• **What needs to be done**
Without further comment, state how many lines in the listing below contain the word "CDMA".

• **Exercise inputs**
Begin
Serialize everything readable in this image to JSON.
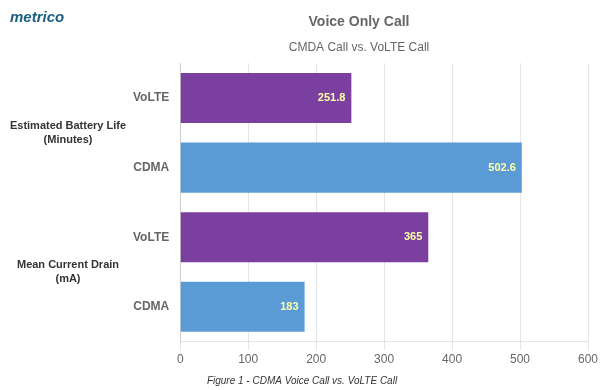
{
  "chart_data": {
    "type": "bar",
    "orientation": "horizontal",
    "title": "Voice Only Call",
    "subtitle": "CMDA Call vs. VoLTE Call",
    "categories": [
      "VoLTE",
      "CDMA",
      "VoLTE",
      "CDMA"
    ],
    "values": [
      251.8,
      502.6,
      365,
      183
    ],
    "colors": [
      "#7B3FA0",
      "#5B9BD5",
      "#7B3FA0",
      "#5B9BD5"
    ],
    "xlim": [
      0,
      600
    ],
    "xticks": [
      0,
      100,
      200,
      300,
      400,
      500,
      600
    ],
    "grid": true,
    "data_labels": true,
    "annotations": [
      "metrico",
      "Estimated Battery Life\n(Minutes)",
      "Mean Current Drain\n(mA)",
      "Figure 1 - CDMA Voice Call vs. VoLTE Call"
    ]
  }
}
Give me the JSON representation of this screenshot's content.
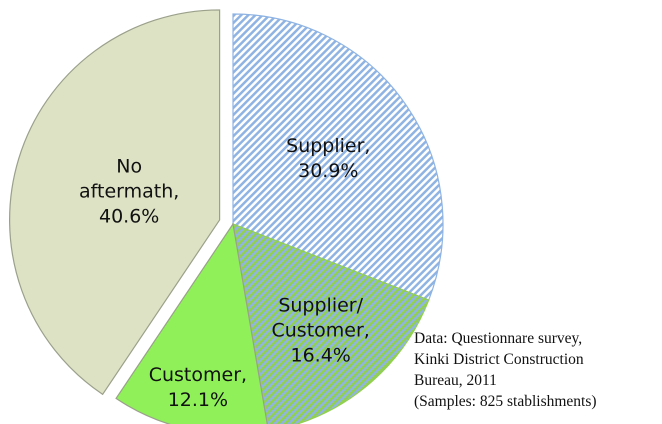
{
  "chart_data": {
    "type": "pie",
    "categories": [
      "Supplier,",
      "Supplier/ Customer,",
      "Customer,",
      "No aftermath,"
    ],
    "values": [
      30.9,
      16.4,
      12.1,
      40.6
    ],
    "value_labels": [
      "30.9%",
      "16.4%",
      "12.1%",
      "40.6%"
    ],
    "colors": [
      "#8fb4e3",
      "#92d050",
      "#8ff05a",
      "#dde2c4"
    ],
    "hatch_colors": [
      "#ffffff",
      "#8fb4e3",
      null,
      null
    ],
    "exploded": [
      false,
      false,
      false,
      true
    ],
    "note": [
      "Data: Questionnare survey,",
      "Kinki District Construction",
      "Bureau, 2011",
      "(Samples: 825 stablishments)"
    ]
  }
}
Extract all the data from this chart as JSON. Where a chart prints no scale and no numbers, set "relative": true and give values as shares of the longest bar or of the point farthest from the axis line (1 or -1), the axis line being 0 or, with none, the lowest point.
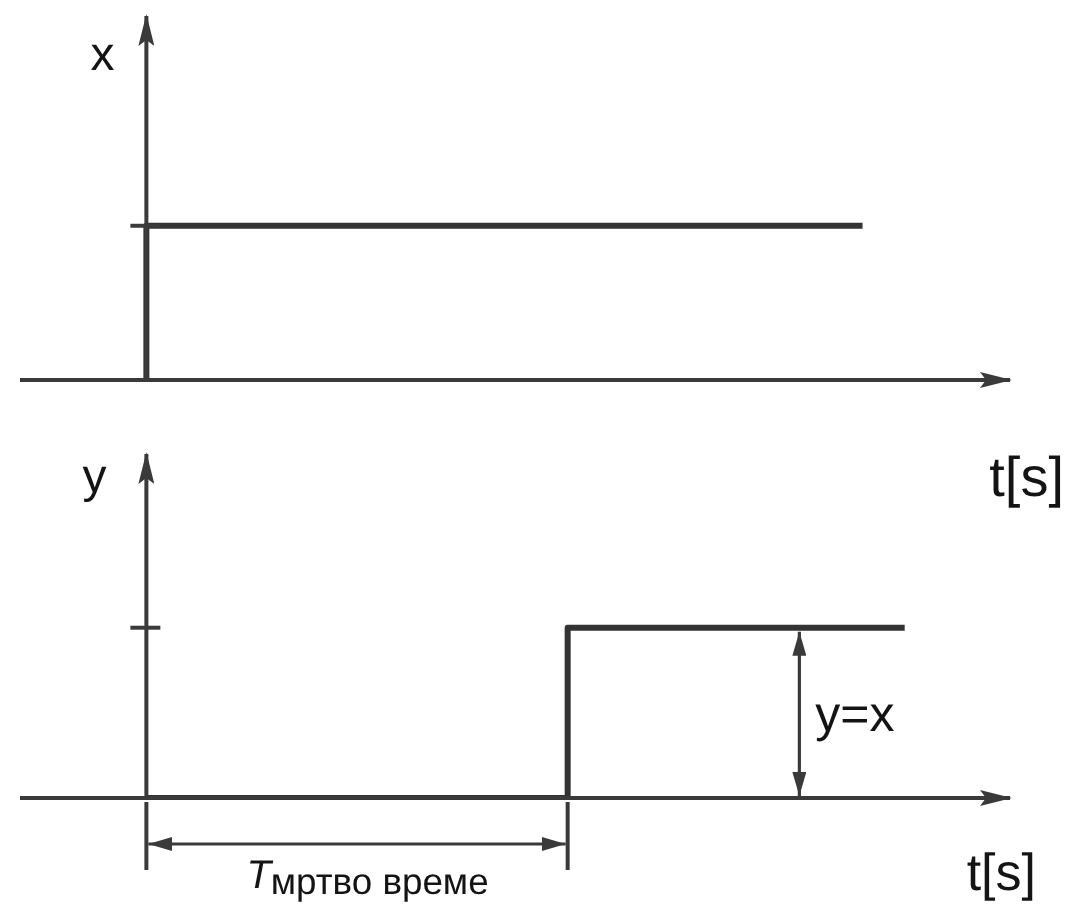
{
  "chart_data": [
    {
      "type": "step",
      "relative": true,
      "ylabel": "x",
      "xlabel": "t[s]",
      "color": "#333333",
      "categories": [
        null,
        null,
        null,
        null,
        null,
        null,
        null,
        null,
        null,
        null,
        null,
        null,
        null,
        null,
        null,
        null,
        null,
        null,
        null,
        null,
        null,
        null,
        null,
        null,
        null,
        null,
        null,
        null,
        null,
        null,
        null,
        null,
        null,
        null,
        null,
        null,
        null,
        null,
        null,
        null,
        null,
        null,
        null,
        null,
        null,
        null,
        null,
        null
      ],
      "values": [
        null,
        null,
        null,
        null,
        null,
        null,
        0,
        1,
        1,
        1,
        1,
        1,
        1,
        1,
        1,
        1,
        1,
        1,
        1,
        1,
        1,
        1,
        1,
        1,
        1,
        1,
        1,
        1,
        1,
        1,
        1,
        1,
        1,
        1,
        1,
        1,
        1,
        1,
        1,
        1,
        1,
        null,
        null,
        null,
        null,
        null,
        null,
        null
      ]
    },
    {
      "type": "step",
      "relative": true,
      "ylabel": "y",
      "xlabel": "t[s]",
      "color": "#333333",
      "categories": [
        null,
        null,
        null,
        null,
        null,
        null,
        null,
        null,
        null,
        null,
        null,
        null,
        null,
        null,
        null,
        null,
        null,
        null,
        null,
        null,
        null,
        null,
        null,
        null,
        null,
        null,
        null,
        null,
        null,
        null,
        null,
        null,
        null,
        null,
        null,
        null,
        null,
        null,
        null,
        null,
        null,
        null,
        null,
        null,
        null,
        null,
        null,
        null
      ],
      "values": [
        null,
        null,
        null,
        null,
        null,
        null,
        0,
        0,
        0,
        0,
        0,
        0,
        0,
        0,
        0,
        0,
        0,
        0,
        0,
        0,
        0,
        0,
        0,
        0,
        0,
        0,
        0,
        1,
        1,
        1,
        1,
        1,
        1,
        1,
        1,
        1,
        1,
        1,
        1,
        1,
        1,
        1,
        1,
        null,
        null,
        null,
        null,
        null
      ],
      "annotations": [
        "y=x",
        "T$_{мртво време}$"
      ]
    }
  ]
}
End
• **Full output**
3